▶ **What you should do**:
Without the pictures, give the entries below again exactly as written.

▶ **Supplied records**:

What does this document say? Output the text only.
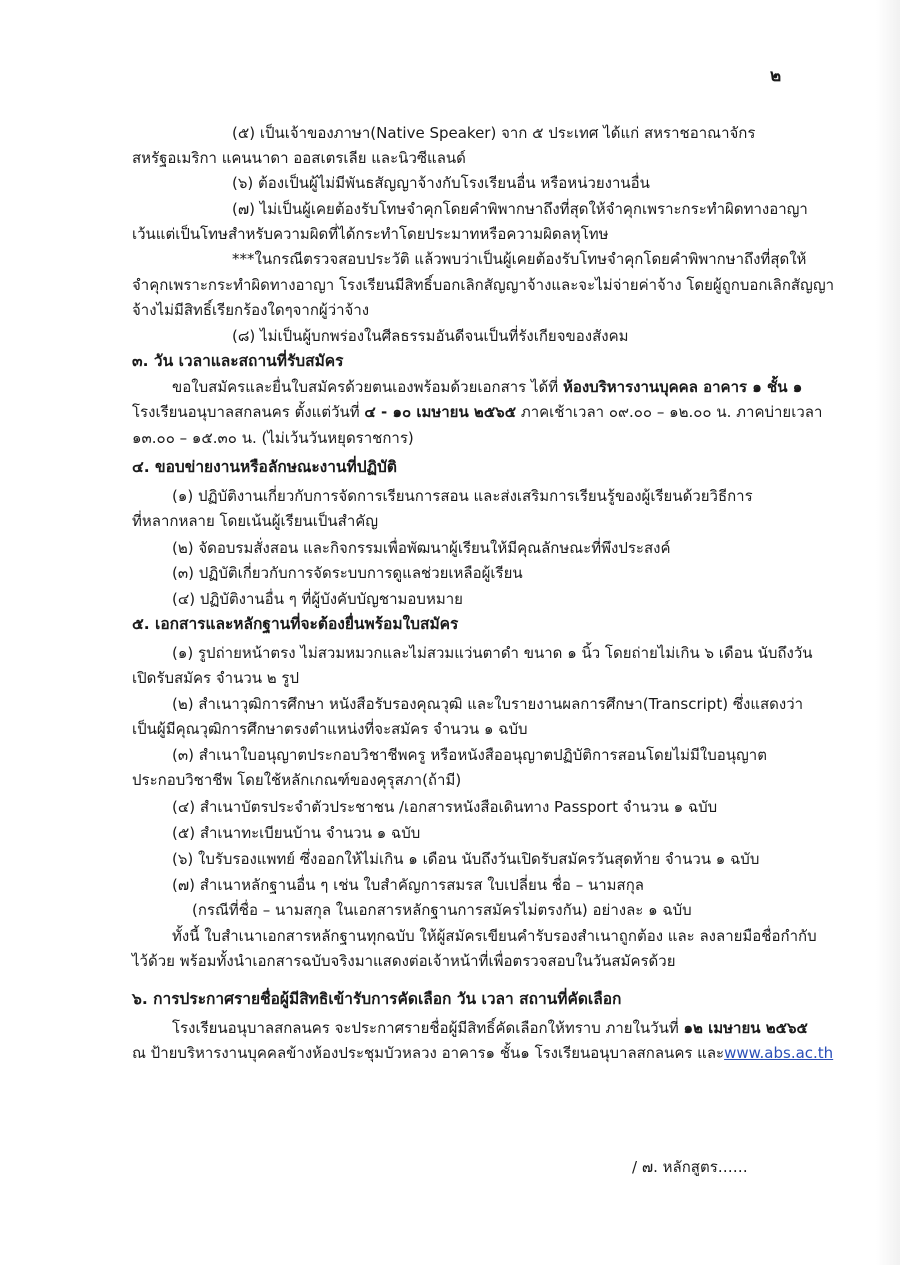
๒
(๕) เป็นเจ้าของภาษา(Native Speaker) จาก ๕ ประเทศ ได้แก่ สหราชอาณาจักร
สหรัฐอเมริกา แคนนาดา ออสเตรเลีย และนิวซีแลนด์
(๖) ต้องเป็นผู้ไม่มีพันธสัญญาจ้างกับโรงเรียนอื่น หรือหน่วยงานอื่น
(๗) ไม่เป็นผู้เคยต้องรับโทษจำคุกโดยคำพิพากษาถึงที่สุดให้จำคุกเพราะกระทำผิดทางอาญา
เว้นแต่เป็นโทษสำหรับความผิดที่ได้กระทำโดยประมาทหรือความผิดลหุโทษ
***ในกรณีตรวจสอบประวัติ แล้วพบว่าเป็นผู้เคยต้องรับโทษจำคุกโดยคำพิพากษาถึงที่สุดให้
จำคุกเพราะกระทำผิดทางอาญา โรงเรียนมีสิทธิ์บอกเลิกสัญญาจ้างและจะไม่จ่ายค่าจ้าง โดยผู้ถูกบอกเลิกสัญญา
จ้างไม่มีสิทธิ์เรียกร้องใดๆจากผู้ว่าจ้าง
(๘) ไม่เป็นผู้บกพร่องในศีลธรรมอันดีจนเป็นที่รังเกียจของสังคม
๓. วัน เวลาและสถานที่รับสมัคร
ขอใบสมัครและยื่นใบสมัครด้วยตนเองพร้อมด้วยเอกสาร ได้ที่ ห้องบริหารงานบุคคล อาคาร ๑ ชั้น ๑
โรงเรียนอนุบาลสกลนคร ตั้งแต่วันที่ ๔ - ๑๐ เมษายน ๒๕๖๕ ภาคเช้าเวลา ๐๙.๐๐ – ๑๒.๐๐ น. ภาคบ่ายเวลา
๑๓.๐๐ – ๑๕.๓๐ น. (ไม่เว้นวันหยุดราชการ)
๔. ขอบข่ายงานหรือลักษณะงานที่ปฏิบัติ
(๑) ปฏิบัติงานเกี่ยวกับการจัดการเรียนการสอน และส่งเสริมการเรียนรู้ของผู้เรียนด้วยวิธีการ
ที่หลากหลาย โดยเน้นผู้เรียนเป็นสำคัญ
(๒) จัดอบรมสั่งสอน และกิจกรรมเพื่อพัฒนาผู้เรียนให้มีคุณลักษณะที่พึงประสงค์
(๓) ปฏิบัติเกี่ยวกับการจัดระบบการดูแลช่วยเหลือผู้เรียน
(๔) ปฏิบัติงานอื่น ๆ ที่ผู้บังคับบัญชามอบหมาย
๕. เอกสารและหลักฐานที่จะต้องยื่นพร้อมใบสมัคร
(๑) รูปถ่ายหน้าตรง ไม่สวมหมวกและไม่สวมแว่นตาดำ ขนาด ๑ นิ้ว โดยถ่ายไม่เกิน ๖ เดือน นับถึงวัน
เปิดรับสมัคร จำนวน ๒ รูป
(๒) สำเนาวุฒิการศึกษา หนังสือรับรองคุณวุฒิ และใบรายงานผลการศึกษา(Transcript) ซึ่งแสดงว่า
เป็นผู้มีคุณวุฒิการศึกษาตรงตำแหน่งที่จะสมัคร จำนวน ๑ ฉบับ
(๓) สำเนาใบอนุญาตประกอบวิชาชีพครู หรือหนังสืออนุญาตปฏิบัติการสอนโดยไม่มีใบอนุญาต
ประกอบวิชาชีพ โดยใช้หลักเกณฑ์ของคุรุสภา(ถ้ามี)
(๔) สำเนาบัตรประจำตัวประชาชน /เอกสารหนังสือเดินทาง Passport จำนวน ๑ ฉบับ
(๕) สำเนาทะเบียนบ้าน จำนวน ๑ ฉบับ
(๖) ใบรับรองแพทย์ ซึ่งออกให้ไม่เกิน ๑ เดือน นับถึงวันเปิดรับสมัครวันสุดท้าย จำนวน ๑ ฉบับ
(๗) สำเนาหลักฐานอื่น ๆ เช่น ใบสำคัญการสมรส ใบเปลี่ยน ชื่อ – นามสกุล
(กรณีที่ชื่อ – นามสกุล ในเอกสารหลักฐานการสมัครไม่ตรงกัน) อย่างละ ๑ ฉบับ
ทั้งนี้ ใบสำเนาเอกสารหลักฐานทุกฉบับ ให้ผู้สมัครเขียนคำรับรองสำเนาถูกต้อง และ ลงลายมือชื่อกำกับ
ไว้ด้วย พร้อมทั้งนำเอกสารฉบับจริงมาแสดงต่อเจ้าหน้าที่เพื่อตรวจสอบในวันสมัครด้วย
๖. การประกาศรายชื่อผู้มีสิทธิเข้ารับการคัดเลือก วัน เวลา สถานที่คัดเลือก
โรงเรียนอนุบาลสกลนคร จะประกาศรายชื่อผู้มีสิทธิ์คัดเลือกให้ทราบ ภายในวันที่ ๑๒ เมษายน ๒๕๖๕
ณ ป้ายบริหารงานบุคคลข้างห้องประชุมบัวหลวง อาคาร๑ ชั้น๑ โรงเรียนอนุบาลสกลนคร และwww.abs.ac.th
/ ๗. หลักสูตร……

▶ **Written answer**:
What does this document say? Output the text only.
๒
(๕) เป็นเจ้าของภาษา(Native Speaker) จาก ๕ ประเทศ ได้แก่ สหราชอาณาจักร
สหรัฐอเมริกา แคนนาดา ออสเตรเลีย และนิวซีแลนด์
(๖) ต้องเป็นผู้ไม่มีพันธสัญญาจ้างกับโรงเรียนอื่น หรือหน่วยงานอื่น
(๗) ไม่เป็นผู้เคยต้องรับโทษจำคุกโดยคำพิพากษาถึงที่สุดให้จำคุกเพราะกระทำผิดทางอาญา
เว้นแต่เป็นโทษสำหรับความผิดที่ได้กระทำโดยประมาทหรือความผิดลหุโทษ
***ในกรณีตรวจสอบประวัติ แล้วพบว่าเป็นผู้เคยต้องรับโทษจำคุกโดยคำพิพากษาถึงที่สุดให้
จำคุกเพราะกระทำผิดทางอาญา โรงเรียนมีสิทธิ์บอกเลิกสัญญาจ้างและจะไม่จ่ายค่าจ้าง โดยผู้ถูกบอกเลิกสัญญา
จ้างไม่มีสิทธิ์เรียกร้องใดๆจากผู้ว่าจ้าง
(๘) ไม่เป็นผู้บกพร่องในศีลธรรมอันดีจนเป็นที่รังเกียจของสังคม
๓. วัน เวลาและสถานที่รับสมัคร
ขอใบสมัครและยื่นใบสมัครด้วยตนเองพร้อมด้วยเอกสาร ได้ที่ ห้องบริหารงานบุคคล อาคาร ๑ ชั้น ๑
โรงเรียนอนุบาลสกลนคร ตั้งแต่วันที่ ๔ - ๑๐ เมษายน ๒๕๖๕ ภาคเช้าเวลา ๐๙.๐๐ – ๑๒.๐๐ น. ภาคบ่ายเวลา
๑๓.๐๐ – ๑๕.๓๐ น. (ไม่เว้นวันหยุดราชการ)
๔. ขอบข่ายงานหรือลักษณะงานที่ปฏิบัติ
(๑) ปฏิบัติงานเกี่ยวกับการจัดการเรียนการสอน และส่งเสริมการเรียนรู้ของผู้เรียนด้วยวิธีการ
ที่หลากหลาย โดยเน้นผู้เรียนเป็นสำคัญ
(๒) จัดอบรมสั่งสอน และกิจกรรมเพื่อพัฒนาผู้เรียนให้มีคุณลักษณะที่พึงประสงค์
(๓) ปฏิบัติเกี่ยวกับการจัดระบบการดูแลช่วยเหลือผู้เรียน
(๔) ปฏิบัติงานอื่น ๆ ที่ผู้บังคับบัญชามอบหมาย
๕. เอกสารและหลักฐานที่จะต้องยื่นพร้อมใบสมัคร
(๑) รูปถ่ายหน้าตรง ไม่สวมหมวกและไม่สวมแว่นตาดำ ขนาด ๑ นิ้ว โดยถ่ายไม่เกิน ๖ เดือน นับถึงวัน
เปิดรับสมัคร จำนวน ๒ รูป
(๒) สำเนาวุฒิการศึกษา หนังสือรับรองคุณวุฒิ และใบรายงานผลการศึกษา(Transcript) ซึ่งแสดงว่า
เป็นผู้มีคุณวุฒิการศึกษาตรงตำแหน่งที่จะสมัคร จำนวน ๑ ฉบับ
(๓) สำเนาใบอนุญาตประกอบวิชาชีพครู หรือหนังสืออนุญาตปฏิบัติการสอนโดยไม่มีใบอนุญาต
ประกอบวิชาชีพ โดยใช้หลักเกณฑ์ของคุรุสภา(ถ้ามี)
(๔) สำเนาบัตรประจำตัวประชาชน /เอกสารหนังสือเดินทาง Passport จำนวน ๑ ฉบับ
(๕) สำเนาทะเบียนบ้าน จำนวน ๑ ฉบับ
(๖) ใบรับรองแพทย์ ซึ่งออกให้ไม่เกิน ๑ เดือน นับถึงวันเปิดรับสมัครวันสุดท้าย จำนวน ๑ ฉบับ
(๗) สำเนาหลักฐานอื่น ๆ เช่น ใบสำคัญการสมรส ใบเปลี่ยน ชื่อ – นามสกุล
(กรณีที่ชื่อ – นามสกุล ในเอกสารหลักฐานการสมัครไม่ตรงกัน) อย่างละ ๑ ฉบับ
ทั้งนี้ ใบสำเนาเอกสารหลักฐานทุกฉบับ ให้ผู้สมัครเขียนคำรับรองสำเนาถูกต้อง และ ลงลายมือชื่อกำกับ
ไว้ด้วย พร้อมทั้งนำเอกสารฉบับจริงมาแสดงต่อเจ้าหน้าที่เพื่อตรวจสอบในวันสมัครด้วย
๖. การประกาศรายชื่อผู้มีสิทธิเข้ารับการคัดเลือก วัน เวลา สถานที่คัดเลือก
โรงเรียนอนุบาลสกลนคร จะประกาศรายชื่อผู้มีสิทธิ์คัดเลือกให้ทราบ ภายในวันที่ ๑๒ เมษายน ๒๕๖๕
ณ ป้ายบริหารงานบุคคลข้างห้องประชุมบัวหลวง อาคาร๑ ชั้น๑ โรงเรียนอนุบาลสกลนคร และwww.abs.ac.th
/ ๗. หลักสูตร……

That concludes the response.